Below are records to be output exactly, every one of them.

:::

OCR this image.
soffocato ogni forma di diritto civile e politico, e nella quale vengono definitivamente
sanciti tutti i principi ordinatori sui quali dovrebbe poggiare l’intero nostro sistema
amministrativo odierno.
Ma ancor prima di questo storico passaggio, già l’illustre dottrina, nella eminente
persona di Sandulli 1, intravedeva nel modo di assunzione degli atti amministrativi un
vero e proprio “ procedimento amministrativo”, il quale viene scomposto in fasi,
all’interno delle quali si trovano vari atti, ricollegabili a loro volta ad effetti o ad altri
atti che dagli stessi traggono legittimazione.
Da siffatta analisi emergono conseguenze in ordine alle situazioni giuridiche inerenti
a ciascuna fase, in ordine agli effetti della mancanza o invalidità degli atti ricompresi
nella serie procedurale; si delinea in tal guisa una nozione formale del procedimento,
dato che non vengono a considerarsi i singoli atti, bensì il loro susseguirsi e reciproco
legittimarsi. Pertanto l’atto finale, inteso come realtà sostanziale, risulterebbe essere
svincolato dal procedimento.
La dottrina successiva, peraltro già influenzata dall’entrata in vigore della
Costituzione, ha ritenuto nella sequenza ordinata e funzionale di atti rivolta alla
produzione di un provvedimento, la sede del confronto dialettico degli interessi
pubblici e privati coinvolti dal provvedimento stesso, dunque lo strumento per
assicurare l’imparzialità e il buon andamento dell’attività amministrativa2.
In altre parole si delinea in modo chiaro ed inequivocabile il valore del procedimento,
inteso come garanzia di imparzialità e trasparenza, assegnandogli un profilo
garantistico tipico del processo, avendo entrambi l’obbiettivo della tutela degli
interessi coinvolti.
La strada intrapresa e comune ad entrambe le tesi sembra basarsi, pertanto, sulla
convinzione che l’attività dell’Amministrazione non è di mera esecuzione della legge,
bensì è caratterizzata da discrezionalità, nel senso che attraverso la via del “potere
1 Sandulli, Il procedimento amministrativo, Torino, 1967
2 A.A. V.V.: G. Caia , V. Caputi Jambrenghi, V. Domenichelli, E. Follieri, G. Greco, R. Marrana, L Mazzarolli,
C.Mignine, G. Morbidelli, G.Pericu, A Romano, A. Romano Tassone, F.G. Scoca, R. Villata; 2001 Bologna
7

:::

● **Result for this task**:
OCR this image.
soffocato ogni forma di diritto civile e politico, e nella quale vengono definitivamente
sanciti tutti i principi ordinatori sui quali dovrebbe poggiare l’intero nostro sistema
amministrativo odierno.
Ma ancor prima di questo storico passaggio, già l’illustre dottrina, nella eminente
persona di Sandulli 1, intravedeva nel modo di assunzione degli atti amministrativi un
vero e proprio “ procedimento amministrativo”, il quale viene scomposto in fasi,
all’interno delle quali si trovano vari atti, ricollegabili a loro volta ad effetti o ad altri
atti che dagli stessi traggono legittimazione.
Da siffatta analisi emergono conseguenze in ordine alle situazioni giuridiche inerenti
a ciascuna fase, in ordine agli effetti della mancanza o invalidità degli atti ricompresi
nella serie procedurale; si delinea in tal guisa una nozione formale del procedimento,
dato che non vengono a considerarsi i singoli atti, bensì il loro susseguirsi e reciproco
legittimarsi. Pertanto l’atto finale, inteso come realtà sostanziale, risulterebbe essere
svincolato dal procedimento.
La dottrina successiva, peraltro già influenzata dall’entrata in vigore della
Costituzione, ha ritenuto nella sequenza ordinata e funzionale di atti rivolta alla
produzione di un provvedimento, la sede del confronto dialettico degli interessi
pubblici e privati coinvolti dal provvedimento stesso, dunque lo strumento per
assicurare l’imparzialità e il buon andamento dell’attività amministrativa2.
In altre parole si delinea in modo chiaro ed inequivocabile il valore del procedimento,
inteso come garanzia di imparzialità e trasparenza, assegnandogli un profilo
garantistico tipico del processo, avendo entrambi l’obbiettivo della tutela degli
interessi coinvolti.
La strada intrapresa e comune ad entrambe le tesi sembra basarsi, pertanto, sulla
convinzione che l’attività dell’Amministrazione non è di mera esecuzione della legge,
bensì è caratterizzata da discrezionalità, nel senso che attraverso la via del “potere
1 Sandulli, Il procedimento amministrativo, Torino, 1967
2 A.A. V.V.: G. Caia , V. Caputi Jambrenghi, V. Domenichelli, E. Follieri, G. Greco, R. Marrana, L Mazzarolli,
C.Mignine, G. Morbidelli, G.Pericu, A Romano, A. Romano Tassone, F.G. Scoca, R. Villata; 2001 Bologna
7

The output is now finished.